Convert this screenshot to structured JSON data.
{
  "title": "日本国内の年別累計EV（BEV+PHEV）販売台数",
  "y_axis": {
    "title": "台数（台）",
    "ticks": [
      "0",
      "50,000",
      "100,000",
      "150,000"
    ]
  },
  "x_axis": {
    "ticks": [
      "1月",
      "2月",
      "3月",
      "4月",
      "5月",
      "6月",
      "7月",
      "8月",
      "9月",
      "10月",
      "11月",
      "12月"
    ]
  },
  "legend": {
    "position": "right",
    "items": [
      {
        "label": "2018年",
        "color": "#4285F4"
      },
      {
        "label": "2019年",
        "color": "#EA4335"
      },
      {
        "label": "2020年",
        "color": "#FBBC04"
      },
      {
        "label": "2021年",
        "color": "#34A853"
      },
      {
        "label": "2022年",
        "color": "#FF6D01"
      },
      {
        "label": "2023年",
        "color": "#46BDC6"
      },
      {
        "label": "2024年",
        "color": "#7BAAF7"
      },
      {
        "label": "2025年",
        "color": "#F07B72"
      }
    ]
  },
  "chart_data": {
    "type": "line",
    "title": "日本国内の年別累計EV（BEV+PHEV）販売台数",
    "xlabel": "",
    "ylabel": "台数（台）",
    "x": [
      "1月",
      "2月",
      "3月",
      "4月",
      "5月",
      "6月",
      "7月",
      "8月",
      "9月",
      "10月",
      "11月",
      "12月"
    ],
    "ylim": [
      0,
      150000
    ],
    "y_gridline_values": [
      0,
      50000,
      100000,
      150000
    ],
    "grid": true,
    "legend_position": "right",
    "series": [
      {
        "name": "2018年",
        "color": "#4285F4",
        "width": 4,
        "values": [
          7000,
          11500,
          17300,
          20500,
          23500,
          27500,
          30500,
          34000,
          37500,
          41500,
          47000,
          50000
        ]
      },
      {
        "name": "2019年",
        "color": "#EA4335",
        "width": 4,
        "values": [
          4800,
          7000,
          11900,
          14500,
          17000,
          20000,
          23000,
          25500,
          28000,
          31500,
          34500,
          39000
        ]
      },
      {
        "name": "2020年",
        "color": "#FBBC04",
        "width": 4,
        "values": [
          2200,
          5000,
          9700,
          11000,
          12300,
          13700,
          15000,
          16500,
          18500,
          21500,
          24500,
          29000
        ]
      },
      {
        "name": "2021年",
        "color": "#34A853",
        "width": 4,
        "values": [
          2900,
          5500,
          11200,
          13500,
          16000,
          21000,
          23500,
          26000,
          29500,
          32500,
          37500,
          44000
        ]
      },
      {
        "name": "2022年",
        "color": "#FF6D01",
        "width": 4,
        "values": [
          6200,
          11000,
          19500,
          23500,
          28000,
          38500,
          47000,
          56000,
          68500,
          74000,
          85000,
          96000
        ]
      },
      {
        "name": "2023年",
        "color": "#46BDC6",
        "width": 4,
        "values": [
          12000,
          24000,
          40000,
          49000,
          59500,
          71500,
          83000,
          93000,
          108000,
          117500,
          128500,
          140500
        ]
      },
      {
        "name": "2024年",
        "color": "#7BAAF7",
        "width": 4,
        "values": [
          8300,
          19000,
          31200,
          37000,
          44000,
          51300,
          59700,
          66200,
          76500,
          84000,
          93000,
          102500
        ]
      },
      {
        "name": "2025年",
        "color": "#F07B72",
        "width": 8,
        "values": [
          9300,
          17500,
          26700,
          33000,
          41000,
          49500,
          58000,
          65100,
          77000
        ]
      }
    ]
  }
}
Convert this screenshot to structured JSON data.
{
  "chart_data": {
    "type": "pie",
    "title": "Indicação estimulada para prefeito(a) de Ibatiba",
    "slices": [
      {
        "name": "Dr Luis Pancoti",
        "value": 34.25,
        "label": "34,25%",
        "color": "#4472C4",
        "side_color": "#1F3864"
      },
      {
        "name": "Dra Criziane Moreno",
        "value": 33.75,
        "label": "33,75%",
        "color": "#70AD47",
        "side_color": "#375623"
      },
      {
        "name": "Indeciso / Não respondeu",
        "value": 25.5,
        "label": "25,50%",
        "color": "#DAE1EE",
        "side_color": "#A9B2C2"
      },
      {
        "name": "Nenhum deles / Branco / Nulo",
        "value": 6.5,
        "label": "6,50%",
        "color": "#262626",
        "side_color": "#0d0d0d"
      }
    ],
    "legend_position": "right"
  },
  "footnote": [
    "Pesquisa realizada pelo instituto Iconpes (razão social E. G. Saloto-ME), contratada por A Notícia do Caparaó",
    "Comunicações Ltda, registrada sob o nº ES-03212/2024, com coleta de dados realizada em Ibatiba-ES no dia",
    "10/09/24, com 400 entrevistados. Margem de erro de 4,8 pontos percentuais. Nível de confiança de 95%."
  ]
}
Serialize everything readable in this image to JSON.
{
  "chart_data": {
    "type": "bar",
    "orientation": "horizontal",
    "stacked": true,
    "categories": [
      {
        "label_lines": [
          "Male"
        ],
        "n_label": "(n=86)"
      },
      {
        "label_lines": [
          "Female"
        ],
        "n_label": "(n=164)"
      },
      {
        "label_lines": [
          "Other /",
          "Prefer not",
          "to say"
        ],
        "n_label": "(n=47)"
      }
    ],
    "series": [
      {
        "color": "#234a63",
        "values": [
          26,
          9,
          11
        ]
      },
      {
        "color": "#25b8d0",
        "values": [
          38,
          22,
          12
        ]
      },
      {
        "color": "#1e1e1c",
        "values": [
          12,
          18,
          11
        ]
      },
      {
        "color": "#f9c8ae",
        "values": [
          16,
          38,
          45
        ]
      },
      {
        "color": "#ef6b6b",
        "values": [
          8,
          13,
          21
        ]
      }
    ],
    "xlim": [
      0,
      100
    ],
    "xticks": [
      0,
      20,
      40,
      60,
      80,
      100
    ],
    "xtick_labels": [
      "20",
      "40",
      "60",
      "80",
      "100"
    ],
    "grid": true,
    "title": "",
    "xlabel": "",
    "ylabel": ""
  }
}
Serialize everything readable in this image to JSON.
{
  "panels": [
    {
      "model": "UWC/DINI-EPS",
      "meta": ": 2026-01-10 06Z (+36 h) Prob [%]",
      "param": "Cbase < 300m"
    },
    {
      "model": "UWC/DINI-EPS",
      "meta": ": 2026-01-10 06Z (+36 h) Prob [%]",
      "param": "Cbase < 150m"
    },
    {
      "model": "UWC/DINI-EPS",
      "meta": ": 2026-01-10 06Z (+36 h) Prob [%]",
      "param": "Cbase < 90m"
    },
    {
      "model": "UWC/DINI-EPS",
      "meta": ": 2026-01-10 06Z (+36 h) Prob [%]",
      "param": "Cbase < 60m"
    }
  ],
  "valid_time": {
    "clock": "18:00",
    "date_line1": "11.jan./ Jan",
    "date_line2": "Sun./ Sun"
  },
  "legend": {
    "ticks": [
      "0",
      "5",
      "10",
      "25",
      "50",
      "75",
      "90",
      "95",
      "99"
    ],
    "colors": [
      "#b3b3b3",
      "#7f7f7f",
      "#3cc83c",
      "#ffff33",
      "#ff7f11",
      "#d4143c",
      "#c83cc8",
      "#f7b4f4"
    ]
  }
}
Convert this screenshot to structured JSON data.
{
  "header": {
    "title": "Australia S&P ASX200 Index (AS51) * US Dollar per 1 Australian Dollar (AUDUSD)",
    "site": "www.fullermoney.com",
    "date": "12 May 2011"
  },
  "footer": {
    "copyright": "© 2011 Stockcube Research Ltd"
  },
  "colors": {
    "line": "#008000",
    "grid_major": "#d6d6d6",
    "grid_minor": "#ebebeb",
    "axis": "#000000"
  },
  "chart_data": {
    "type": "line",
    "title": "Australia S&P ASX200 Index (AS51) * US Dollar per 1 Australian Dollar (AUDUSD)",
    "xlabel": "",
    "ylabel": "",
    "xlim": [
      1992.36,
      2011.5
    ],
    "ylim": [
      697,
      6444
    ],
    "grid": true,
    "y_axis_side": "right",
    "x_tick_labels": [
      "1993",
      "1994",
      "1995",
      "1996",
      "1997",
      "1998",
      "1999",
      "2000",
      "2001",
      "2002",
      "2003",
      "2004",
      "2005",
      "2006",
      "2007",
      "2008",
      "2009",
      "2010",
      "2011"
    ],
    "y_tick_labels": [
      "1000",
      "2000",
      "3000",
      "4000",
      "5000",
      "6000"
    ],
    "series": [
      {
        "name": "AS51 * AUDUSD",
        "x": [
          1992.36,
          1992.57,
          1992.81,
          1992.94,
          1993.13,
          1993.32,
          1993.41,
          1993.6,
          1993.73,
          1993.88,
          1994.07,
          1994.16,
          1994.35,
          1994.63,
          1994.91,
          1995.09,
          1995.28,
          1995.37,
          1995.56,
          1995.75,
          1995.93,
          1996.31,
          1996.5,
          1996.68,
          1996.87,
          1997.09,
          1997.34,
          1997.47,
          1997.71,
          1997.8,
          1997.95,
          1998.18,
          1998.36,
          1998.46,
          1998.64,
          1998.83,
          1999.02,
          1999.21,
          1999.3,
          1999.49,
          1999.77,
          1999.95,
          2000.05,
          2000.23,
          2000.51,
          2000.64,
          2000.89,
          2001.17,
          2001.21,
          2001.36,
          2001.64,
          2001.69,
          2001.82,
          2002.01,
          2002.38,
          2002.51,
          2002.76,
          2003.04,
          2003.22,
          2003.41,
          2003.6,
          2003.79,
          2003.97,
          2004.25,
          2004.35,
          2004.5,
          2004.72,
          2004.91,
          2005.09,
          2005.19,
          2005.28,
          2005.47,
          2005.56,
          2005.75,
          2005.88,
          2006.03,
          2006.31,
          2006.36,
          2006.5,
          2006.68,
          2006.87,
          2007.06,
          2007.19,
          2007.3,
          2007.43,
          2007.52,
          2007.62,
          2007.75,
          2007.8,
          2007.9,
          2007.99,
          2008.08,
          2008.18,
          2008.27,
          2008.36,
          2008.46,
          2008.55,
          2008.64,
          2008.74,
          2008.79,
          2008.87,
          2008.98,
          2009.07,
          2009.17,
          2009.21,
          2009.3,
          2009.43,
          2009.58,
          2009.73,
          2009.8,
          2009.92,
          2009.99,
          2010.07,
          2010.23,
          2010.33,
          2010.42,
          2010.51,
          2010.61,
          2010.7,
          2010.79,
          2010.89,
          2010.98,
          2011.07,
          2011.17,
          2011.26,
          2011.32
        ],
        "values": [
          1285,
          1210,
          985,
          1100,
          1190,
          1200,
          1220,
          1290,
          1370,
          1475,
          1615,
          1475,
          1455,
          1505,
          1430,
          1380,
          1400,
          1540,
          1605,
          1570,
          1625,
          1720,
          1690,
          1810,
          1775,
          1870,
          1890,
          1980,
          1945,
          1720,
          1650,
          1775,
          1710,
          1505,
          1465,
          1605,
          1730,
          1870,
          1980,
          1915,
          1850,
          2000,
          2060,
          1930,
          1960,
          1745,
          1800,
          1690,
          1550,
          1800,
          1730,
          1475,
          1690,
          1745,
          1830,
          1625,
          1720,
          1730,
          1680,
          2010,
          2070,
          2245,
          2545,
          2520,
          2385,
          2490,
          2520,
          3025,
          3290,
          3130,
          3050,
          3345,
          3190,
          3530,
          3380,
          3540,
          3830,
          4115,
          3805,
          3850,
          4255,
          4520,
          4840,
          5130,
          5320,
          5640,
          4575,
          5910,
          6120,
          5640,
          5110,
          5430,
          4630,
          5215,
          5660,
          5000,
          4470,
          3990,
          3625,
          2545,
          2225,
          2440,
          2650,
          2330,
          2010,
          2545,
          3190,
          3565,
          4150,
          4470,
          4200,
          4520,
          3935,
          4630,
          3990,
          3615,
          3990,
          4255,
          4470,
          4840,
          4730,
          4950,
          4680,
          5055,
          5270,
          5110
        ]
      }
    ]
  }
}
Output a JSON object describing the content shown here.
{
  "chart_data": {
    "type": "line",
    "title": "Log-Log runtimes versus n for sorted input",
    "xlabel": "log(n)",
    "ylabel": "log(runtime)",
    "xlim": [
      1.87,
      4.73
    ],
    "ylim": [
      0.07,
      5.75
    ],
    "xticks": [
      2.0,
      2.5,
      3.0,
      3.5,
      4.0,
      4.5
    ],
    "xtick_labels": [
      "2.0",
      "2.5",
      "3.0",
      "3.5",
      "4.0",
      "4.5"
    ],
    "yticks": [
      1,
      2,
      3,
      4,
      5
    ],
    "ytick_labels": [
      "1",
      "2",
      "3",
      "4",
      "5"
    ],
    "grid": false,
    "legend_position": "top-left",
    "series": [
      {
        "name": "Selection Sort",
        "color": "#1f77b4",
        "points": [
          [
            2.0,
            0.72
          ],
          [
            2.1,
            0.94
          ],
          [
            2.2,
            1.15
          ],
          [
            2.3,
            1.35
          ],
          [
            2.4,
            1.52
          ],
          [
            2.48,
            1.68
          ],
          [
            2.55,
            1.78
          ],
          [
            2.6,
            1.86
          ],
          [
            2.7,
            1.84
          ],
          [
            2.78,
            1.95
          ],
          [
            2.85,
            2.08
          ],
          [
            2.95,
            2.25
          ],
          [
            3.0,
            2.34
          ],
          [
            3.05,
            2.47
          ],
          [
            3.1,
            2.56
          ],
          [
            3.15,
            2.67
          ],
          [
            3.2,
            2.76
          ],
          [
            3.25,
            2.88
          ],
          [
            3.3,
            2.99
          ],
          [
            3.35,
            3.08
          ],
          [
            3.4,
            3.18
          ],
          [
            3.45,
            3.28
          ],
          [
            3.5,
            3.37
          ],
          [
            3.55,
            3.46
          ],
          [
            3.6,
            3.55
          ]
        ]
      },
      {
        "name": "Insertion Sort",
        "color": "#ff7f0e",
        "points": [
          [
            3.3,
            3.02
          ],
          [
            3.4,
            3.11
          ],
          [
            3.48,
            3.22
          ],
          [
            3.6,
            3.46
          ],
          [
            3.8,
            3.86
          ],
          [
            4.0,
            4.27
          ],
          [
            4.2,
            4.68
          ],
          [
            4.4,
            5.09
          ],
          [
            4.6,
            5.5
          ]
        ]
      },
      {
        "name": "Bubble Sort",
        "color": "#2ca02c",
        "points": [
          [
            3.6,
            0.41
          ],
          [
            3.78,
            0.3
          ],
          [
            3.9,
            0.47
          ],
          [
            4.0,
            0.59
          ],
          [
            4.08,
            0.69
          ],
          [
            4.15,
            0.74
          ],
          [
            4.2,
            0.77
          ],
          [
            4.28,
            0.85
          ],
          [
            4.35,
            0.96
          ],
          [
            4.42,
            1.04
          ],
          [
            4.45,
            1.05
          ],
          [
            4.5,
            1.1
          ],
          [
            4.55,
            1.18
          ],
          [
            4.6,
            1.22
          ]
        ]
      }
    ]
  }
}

Description of the task. Look through the entries and return every line where "param" appears.

Result of the task.
      "param": "Cbase < 300m"
      "param": "Cbase < 150m"
      "param": "Cbase < 90m"
      "param": "Cbase < 60m"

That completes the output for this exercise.